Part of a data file
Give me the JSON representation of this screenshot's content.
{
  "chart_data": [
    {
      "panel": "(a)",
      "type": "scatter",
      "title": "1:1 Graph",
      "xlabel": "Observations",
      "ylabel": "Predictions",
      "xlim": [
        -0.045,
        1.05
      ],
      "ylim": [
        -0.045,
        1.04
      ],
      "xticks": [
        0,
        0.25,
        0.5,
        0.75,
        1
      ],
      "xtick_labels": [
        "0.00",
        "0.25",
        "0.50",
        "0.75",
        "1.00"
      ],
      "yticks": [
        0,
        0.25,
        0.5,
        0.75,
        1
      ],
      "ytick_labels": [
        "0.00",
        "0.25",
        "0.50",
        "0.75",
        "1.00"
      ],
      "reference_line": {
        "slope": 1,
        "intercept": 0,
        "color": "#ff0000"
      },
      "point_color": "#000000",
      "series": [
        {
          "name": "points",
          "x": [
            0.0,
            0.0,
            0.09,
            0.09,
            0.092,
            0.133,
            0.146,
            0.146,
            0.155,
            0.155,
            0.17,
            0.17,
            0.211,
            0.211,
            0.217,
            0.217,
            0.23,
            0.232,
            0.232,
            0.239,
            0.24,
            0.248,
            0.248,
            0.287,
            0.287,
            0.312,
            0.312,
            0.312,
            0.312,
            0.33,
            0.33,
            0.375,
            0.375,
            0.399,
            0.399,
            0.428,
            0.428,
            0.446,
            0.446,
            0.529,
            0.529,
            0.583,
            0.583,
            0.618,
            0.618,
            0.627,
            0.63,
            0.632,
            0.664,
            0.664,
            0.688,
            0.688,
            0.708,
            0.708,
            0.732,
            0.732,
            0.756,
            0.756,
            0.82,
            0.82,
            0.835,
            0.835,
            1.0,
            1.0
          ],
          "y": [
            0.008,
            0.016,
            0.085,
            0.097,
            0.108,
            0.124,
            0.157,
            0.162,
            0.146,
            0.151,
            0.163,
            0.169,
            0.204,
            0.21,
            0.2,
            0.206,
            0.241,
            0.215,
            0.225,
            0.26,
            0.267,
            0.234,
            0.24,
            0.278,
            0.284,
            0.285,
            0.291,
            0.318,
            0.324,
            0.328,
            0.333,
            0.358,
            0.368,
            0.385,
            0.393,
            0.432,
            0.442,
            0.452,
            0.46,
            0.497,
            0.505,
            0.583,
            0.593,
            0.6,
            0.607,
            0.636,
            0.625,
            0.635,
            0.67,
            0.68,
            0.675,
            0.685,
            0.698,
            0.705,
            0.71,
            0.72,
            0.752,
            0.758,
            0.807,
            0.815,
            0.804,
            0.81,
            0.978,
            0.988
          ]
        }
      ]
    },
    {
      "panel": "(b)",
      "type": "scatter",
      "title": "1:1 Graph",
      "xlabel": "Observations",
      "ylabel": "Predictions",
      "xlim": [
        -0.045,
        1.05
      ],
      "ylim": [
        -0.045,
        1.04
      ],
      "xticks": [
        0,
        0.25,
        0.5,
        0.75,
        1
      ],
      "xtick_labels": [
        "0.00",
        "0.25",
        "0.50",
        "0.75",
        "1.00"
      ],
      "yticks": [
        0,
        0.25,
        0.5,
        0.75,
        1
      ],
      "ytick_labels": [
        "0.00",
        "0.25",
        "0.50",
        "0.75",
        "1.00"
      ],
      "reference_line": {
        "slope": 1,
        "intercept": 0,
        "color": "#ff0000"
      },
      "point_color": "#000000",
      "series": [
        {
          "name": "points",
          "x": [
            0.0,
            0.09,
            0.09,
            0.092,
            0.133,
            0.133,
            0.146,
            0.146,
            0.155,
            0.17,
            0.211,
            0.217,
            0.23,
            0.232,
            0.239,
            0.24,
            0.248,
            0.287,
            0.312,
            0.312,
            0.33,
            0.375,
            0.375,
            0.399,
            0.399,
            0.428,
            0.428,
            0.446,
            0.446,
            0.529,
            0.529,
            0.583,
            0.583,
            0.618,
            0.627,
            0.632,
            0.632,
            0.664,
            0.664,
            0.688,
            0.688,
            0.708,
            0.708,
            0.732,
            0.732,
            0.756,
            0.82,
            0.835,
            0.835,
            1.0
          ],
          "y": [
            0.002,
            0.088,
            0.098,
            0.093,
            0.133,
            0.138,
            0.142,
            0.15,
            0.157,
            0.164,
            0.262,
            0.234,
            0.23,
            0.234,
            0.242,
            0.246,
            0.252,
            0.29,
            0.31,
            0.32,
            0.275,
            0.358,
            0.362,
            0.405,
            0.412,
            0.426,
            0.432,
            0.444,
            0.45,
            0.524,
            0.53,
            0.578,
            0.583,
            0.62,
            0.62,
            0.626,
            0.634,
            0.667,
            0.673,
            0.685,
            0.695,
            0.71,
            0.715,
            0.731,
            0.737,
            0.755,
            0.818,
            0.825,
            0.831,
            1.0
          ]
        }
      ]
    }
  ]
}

## [TASK INSTRUCTIONS]
Take the listing above and write it out again exactly.

## [RESULT FOR THIS TASK]
Give me the JSON representation of this screenshot's content.
{
  "chart_data": [
    {
      "panel": "(a)",
      "type": "scatter",
      "title": "1:1 Graph",
      "xlabel": "Observations",
      "ylabel": "Predictions",
      "xlim": [
        -0.045,
        1.05
      ],
      "ylim": [
        -0.045,
        1.04
      ],
      "xticks": [
        0,
        0.25,
        0.5,
        0.75,
        1
      ],
      "xtick_labels": [
        "0.00",
        "0.25",
        "0.50",
        "0.75",
        "1.00"
      ],
      "yticks": [
        0,
        0.25,
        0.5,
        0.75,
        1
      ],
      "ytick_labels": [
        "0.00",
        "0.25",
        "0.50",
        "0.75",
        "1.00"
      ],
      "reference_line": {
        "slope": 1,
        "intercept": 0,
        "color": "#ff0000"
      },
      "point_color": "#000000",
      "series": [
        {
          "name": "points",
          "x": [
            0.0,
            0.0,
            0.09,
            0.09,
            0.092,
            0.133,
            0.146,
            0.146,
            0.155,
            0.155,
            0.17,
            0.17,
            0.211,
            0.211,
            0.217,
            0.217,
            0.23,
            0.232,
            0.232,
            0.239,
            0.24,
            0.248,
            0.248,
            0.287,
            0.287,
            0.312,
            0.312,
            0.312,
            0.312,
            0.33,
            0.33,
            0.375,
            0.375,
            0.399,
            0.399,
            0.428,
            0.428,
            0.446,
            0.446,
            0.529,
            0.529,
            0.583,
            0.583,
            0.618,
            0.618,
            0.627,
            0.63,
            0.632,
            0.664,
            0.664,
            0.688,
            0.688,
            0.708,
            0.708,
            0.732,
            0.732,
            0.756,
            0.756,
            0.82,
            0.82,
            0.835,
            0.835,
            1.0,
            1.0
          ],
          "y": [
            0.008,
            0.016,
            0.085,
            0.097,
            0.108,
            0.124,
            0.157,
            0.162,
            0.146,
            0.151,
            0.163,
            0.169,
            0.204,
            0.21,
            0.2,
            0.206,
            0.241,
            0.215,
            0.225,
            0.26,
            0.267,
            0.234,
            0.24,
            0.278,
            0.284,
            0.285,
            0.291,
            0.318,
            0.324,
            0.328,
            0.333,
            0.358,
            0.368,
            0.385,
            0.393,
            0.432,
            0.442,
            0.452,
            0.46,
            0.497,
            0.505,
            0.583,
            0.593,
            0.6,
            0.607,
            0.636,
            0.625,
            0.635,
            0.67,
            0.68,
            0.675,
            0.685,
            0.698,
            0.705,
            0.71,
            0.72,
            0.752,
            0.758,
            0.807,
            0.815,
            0.804,
            0.81,
            0.978,
            0.988
          ]
        }
      ]
    },
    {
      "panel": "(b)",
      "type": "scatter",
      "title": "1:1 Graph",
      "xlabel": "Observations",
      "ylabel": "Predictions",
      "xlim": [
        -0.045,
        1.05
      ],
      "ylim": [
        -0.045,
        1.04
      ],
      "xticks": [
        0,
        0.25,
        0.5,
        0.75,
        1
      ],
      "xtick_labels": [
        "0.00",
        "0.25",
        "0.50",
        "0.75",
        "1.00"
      ],
      "yticks": [
        0,
        0.25,
        0.5,
        0.75,
        1
      ],
      "ytick_labels": [
        "0.00",
        "0.25",
        "0.50",
        "0.75",
        "1.00"
      ],
      "reference_line": {
        "slope": 1,
        "intercept": 0,
        "color": "#ff0000"
      },
      "point_color": "#000000",
      "series": [
        {
          "name": "points",
          "x": [
            0.0,
            0.09,
            0.09,
            0.092,
            0.133,
            0.133,
            0.146,
            0.146,
            0.155,
            0.17,
            0.211,
            0.217,
            0.23,
            0.232,
            0.239,
            0.24,
            0.248,
            0.287,
            0.312,
            0.312,
            0.33,
            0.375,
            0.375,
            0.399,
            0.399,
            0.428,
            0.428,
            0.446,
            0.446,
            0.529,
            0.529,
            0.583,
            0.583,
            0.618,
            0.627,
            0.632,
            0.632,
            0.664,
            0.664,
            0.688,
            0.688,
            0.708,
            0.708,
            0.732,
            0.732,
            0.756,
            0.82,
            0.835,
            0.835,
            1.0
          ],
          "y": [
            0.002,
            0.088,
            0.098,
            0.093,
            0.133,
            0.138,
            0.142,
            0.15,
            0.157,
            0.164,
            0.262,
            0.234,
            0.23,
            0.234,
            0.242,
            0.246,
            0.252,
            0.29,
            0.31,
            0.32,
            0.275,
            0.358,
            0.362,
            0.405,
            0.412,
            0.426,
            0.432,
            0.444,
            0.45,
            0.524,
            0.53,
            0.578,
            0.583,
            0.62,
            0.62,
            0.626,
            0.634,
            0.667,
            0.673,
            0.685,
            0.695,
            0.71,
            0.715,
            0.731,
            0.737,
            0.755,
            0.818,
            0.825,
            0.831,
            1.0
          ]
        }
      ]
    }
  ]
}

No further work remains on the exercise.